TASK PROMPT. Reproduce the complete listing without any deviation.

┌────────

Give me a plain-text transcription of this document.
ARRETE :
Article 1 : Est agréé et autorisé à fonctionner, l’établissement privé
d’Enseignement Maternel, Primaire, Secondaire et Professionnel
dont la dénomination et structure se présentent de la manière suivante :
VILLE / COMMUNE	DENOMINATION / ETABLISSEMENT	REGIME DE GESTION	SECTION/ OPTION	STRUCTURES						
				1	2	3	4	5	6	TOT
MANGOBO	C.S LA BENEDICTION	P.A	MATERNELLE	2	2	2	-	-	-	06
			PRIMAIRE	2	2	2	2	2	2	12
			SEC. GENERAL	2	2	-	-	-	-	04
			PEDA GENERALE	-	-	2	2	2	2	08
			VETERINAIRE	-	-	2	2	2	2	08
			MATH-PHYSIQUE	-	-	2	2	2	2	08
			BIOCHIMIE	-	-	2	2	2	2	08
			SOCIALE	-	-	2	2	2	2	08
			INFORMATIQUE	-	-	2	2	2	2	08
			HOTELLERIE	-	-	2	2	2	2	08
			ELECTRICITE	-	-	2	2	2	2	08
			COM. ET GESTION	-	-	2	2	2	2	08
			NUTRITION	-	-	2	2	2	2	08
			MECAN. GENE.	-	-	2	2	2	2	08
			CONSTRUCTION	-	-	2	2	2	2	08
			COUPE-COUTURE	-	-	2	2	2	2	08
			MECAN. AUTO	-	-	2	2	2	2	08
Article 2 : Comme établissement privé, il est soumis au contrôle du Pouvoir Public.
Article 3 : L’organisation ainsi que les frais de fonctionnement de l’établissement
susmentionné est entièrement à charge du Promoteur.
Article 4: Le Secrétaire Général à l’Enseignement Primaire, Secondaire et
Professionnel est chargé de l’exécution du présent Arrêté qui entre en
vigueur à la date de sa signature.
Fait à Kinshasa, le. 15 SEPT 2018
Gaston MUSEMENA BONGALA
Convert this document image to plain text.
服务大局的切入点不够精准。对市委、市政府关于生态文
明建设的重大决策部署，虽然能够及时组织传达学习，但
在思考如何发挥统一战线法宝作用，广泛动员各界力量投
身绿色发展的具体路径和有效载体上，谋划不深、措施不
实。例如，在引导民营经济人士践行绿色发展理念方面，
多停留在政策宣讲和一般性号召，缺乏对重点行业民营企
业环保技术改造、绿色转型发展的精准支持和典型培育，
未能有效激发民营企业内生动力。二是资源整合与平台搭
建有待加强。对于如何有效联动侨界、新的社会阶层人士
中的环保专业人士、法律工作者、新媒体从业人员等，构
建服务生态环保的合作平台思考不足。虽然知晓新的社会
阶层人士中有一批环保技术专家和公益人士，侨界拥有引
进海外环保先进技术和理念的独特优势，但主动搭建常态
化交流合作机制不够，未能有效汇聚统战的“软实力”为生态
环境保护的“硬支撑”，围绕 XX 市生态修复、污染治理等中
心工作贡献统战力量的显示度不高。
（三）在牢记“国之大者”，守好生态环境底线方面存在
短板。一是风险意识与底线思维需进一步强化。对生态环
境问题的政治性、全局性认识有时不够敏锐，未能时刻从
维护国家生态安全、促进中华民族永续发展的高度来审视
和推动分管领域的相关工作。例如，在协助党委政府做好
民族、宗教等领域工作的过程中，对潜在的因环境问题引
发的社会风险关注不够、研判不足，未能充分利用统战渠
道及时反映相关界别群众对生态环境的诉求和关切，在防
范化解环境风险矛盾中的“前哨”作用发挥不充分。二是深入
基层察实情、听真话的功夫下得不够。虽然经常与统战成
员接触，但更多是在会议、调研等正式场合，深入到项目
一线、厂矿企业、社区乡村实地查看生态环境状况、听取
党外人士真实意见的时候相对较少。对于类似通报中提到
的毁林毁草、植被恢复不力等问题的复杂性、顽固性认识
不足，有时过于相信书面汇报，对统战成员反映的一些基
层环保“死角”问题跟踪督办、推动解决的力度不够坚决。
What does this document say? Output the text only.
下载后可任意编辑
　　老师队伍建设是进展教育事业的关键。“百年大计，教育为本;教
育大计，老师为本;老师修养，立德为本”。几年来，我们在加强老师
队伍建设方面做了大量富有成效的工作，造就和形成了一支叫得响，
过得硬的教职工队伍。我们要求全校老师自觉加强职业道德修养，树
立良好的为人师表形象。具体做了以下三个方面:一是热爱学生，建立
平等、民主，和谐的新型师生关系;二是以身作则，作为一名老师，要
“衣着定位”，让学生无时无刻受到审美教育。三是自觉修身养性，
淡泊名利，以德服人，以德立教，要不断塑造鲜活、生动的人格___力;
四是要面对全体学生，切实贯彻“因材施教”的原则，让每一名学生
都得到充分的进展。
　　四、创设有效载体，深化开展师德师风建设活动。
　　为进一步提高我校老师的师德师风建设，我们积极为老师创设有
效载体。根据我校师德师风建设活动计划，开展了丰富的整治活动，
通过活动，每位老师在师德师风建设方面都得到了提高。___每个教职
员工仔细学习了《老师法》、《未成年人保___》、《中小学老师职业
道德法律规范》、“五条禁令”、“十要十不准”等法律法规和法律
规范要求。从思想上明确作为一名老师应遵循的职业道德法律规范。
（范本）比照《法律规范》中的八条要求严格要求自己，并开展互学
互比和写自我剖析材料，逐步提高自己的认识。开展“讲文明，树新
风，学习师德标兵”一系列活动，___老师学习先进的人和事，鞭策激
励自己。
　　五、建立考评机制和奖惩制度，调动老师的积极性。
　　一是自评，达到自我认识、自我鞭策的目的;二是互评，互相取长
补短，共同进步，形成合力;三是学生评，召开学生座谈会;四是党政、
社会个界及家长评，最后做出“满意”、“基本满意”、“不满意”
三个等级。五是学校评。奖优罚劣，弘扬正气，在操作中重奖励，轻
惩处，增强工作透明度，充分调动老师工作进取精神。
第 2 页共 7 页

└────────

SOLUTION FOR THIS TASK.
Give me a plain-text transcription of this document.
ARRETE :
Article 1 : Est agréé et autorisé à fonctionner, l’établissement privé
d’Enseignement Maternel, Primaire, Secondaire et Professionnel
dont la dénomination et structure se présentent de la manière suivante :
VILLE / COMMUNE	DENOMINATION / ETABLISSEMENT	REGIME DE GESTION	SECTION/ OPTION	STRUCTURES						
				1	2	3	4	5	6	TOT
MANGOBO	C.S LA BENEDICTION	P.A	MATERNELLE	2	2	2	-	-	-	06
			PRIMAIRE	2	2	2	2	2	2	12
			SEC. GENERAL	2	2	-	-	-	-	04
			PEDA GENERALE	-	-	2	2	2	2	08
			VETERINAIRE	-	-	2	2	2	2	08
			MATH-PHYSIQUE	-	-	2	2	2	2	08
			BIOCHIMIE	-	-	2	2	2	2	08
			SOCIALE	-	-	2	2	2	2	08
			INFORMATIQUE	-	-	2	2	2	2	08
			HOTELLERIE	-	-	2	2	2	2	08
			ELECTRICITE	-	-	2	2	2	2	08
			COM. ET GESTION	-	-	2	2	2	2	08
			NUTRITION	-	-	2	2	2	2	08
			MECAN. GENE.	-	-	2	2	2	2	08
			CONSTRUCTION	-	-	2	2	2	2	08
			COUPE-COUTURE	-	-	2	2	2	2	08
			MECAN. AUTO	-	-	2	2	2	2	08
Article 2 : Comme établissement privé, il est soumis au contrôle du Pouvoir Public.
Article 3 : L’organisation ainsi que les frais de fonctionnement de l’établissement
susmentionné est entièrement à charge du Promoteur.
Article 4: Le Secrétaire Général à l’Enseignement Primaire, Secondaire et
Professionnel est chargé de l’exécution du présent Arrêté qui entre en
vigueur à la date de sa signature.
Fait à Kinshasa, le. 15 SEPT 2018
Gaston MUSEMENA BONGALA
Convert this document image to plain text.
服务大局的切入点不够精准。对市委、市政府关于生态文
明建设的重大决策部署，虽然能够及时组织传达学习，但
在思考如何发挥统一战线法宝作用，广泛动员各界力量投
身绿色发展的具体路径和有效载体上，谋划不深、措施不
实。例如，在引导民营经济人士践行绿色发展理念方面，
多停留在政策宣讲和一般性号召，缺乏对重点行业民营企
业环保技术改造、绿色转型发展的精准支持和典型培育，
未能有效激发民营企业内生动力。二是资源整合与平台搭
建有待加强。对于如何有效联动侨界、新的社会阶层人士
中的环保专业人士、法律工作者、新媒体从业人员等，构
建服务生态环保的合作平台思考不足。虽然知晓新的社会
阶层人士中有一批环保技术专家和公益人士，侨界拥有引
进海外环保先进技术和理念的独特优势，但主动搭建常态
化交流合作机制不够，未能有效汇聚统战的“软实力”为生态
环境保护的“硬支撑”，围绕 XX 市生态修复、污染治理等中
心工作贡献统战力量的显示度不高。
（三）在牢记“国之大者”，守好生态环境底线方面存在
短板。一是风险意识与底线思维需进一步强化。对生态环
境问题的政治性、全局性认识有时不够敏锐，未能时刻从
维护国家生态安全、促进中华民族永续发展的高度来审视
和推动分管领域的相关工作。例如，在协助党委政府做好
民族、宗教等领域工作的过程中，对潜在的因环境问题引
发的社会风险关注不够、研判不足，未能充分利用统战渠
道及时反映相关界别群众对生态环境的诉求和关切，在防
范化解环境风险矛盾中的“前哨”作用发挥不充分。二是深入
基层察实情、听真话的功夫下得不够。虽然经常与统战成
员接触，但更多是在会议、调研等正式场合，深入到项目
一线、厂矿企业、社区乡村实地查看生态环境状况、听取
党外人士真实意见的时候相对较少。对于类似通报中提到
的毁林毁草、植被恢复不力等问题的复杂性、顽固性认识
不足，有时过于相信书面汇报，对统战成员反映的一些基
层环保“死角”问题跟踪督办、推动解决的力度不够坚决。
What does this document say? Output the text only.
下载后可任意编辑
　　老师队伍建设是进展教育事业的关键。“百年大计，教育为本;教
育大计，老师为本;老师修养，立德为本”。几年来，我们在加强老师
队伍建设方面做了大量富有成效的工作，造就和形成了一支叫得响，
过得硬的教职工队伍。我们要求全校老师自觉加强职业道德修养，树
立良好的为人师表形象。具体做了以下三个方面:一是热爱学生，建立
平等、民主，和谐的新型师生关系;二是以身作则，作为一名老师，要
“衣着定位”，让学生无时无刻受到审美教育。三是自觉修身养性，
淡泊名利，以德服人，以德立教，要不断塑造鲜活、生动的人格___力;
四是要面对全体学生，切实贯彻“因材施教”的原则，让每一名学生
都得到充分的进展。
　　四、创设有效载体，深化开展师德师风建设活动。
　　为进一步提高我校老师的师德师风建设，我们积极为老师创设有
效载体。根据我校师德师风建设活动计划，开展了丰富的整治活动，
通过活动，每位老师在师德师风建设方面都得到了提高。___每个教职
员工仔细学习了《老师法》、《未成年人保___》、《中小学老师职业
道德法律规范》、“五条禁令”、“十要十不准”等法律法规和法律
规范要求。从思想上明确作为一名老师应遵循的职业道德法律规范。
（范本）比照《法律规范》中的八条要求严格要求自己，并开展互学
互比和写自我剖析材料，逐步提高自己的认识。开展“讲文明，树新
风，学习师德标兵”一系列活动，___老师学习先进的人和事，鞭策激
励自己。
　　五、建立考评机制和奖惩制度，调动老师的积极性。
　　一是自评，达到自我认识、自我鞭策的目的;二是互评，互相取长
补短，共同进步，形成合力;三是学生评，召开学生座谈会;四是党政、
社会个界及家长评，最后做出“满意”、“基本满意”、“不满意”
三个等级。五是学校评。奖优罚劣，弘扬正气，在操作中重奖励，轻
惩处，增强工作透明度，充分调动老师工作进取精神。
第 2 页共 7 页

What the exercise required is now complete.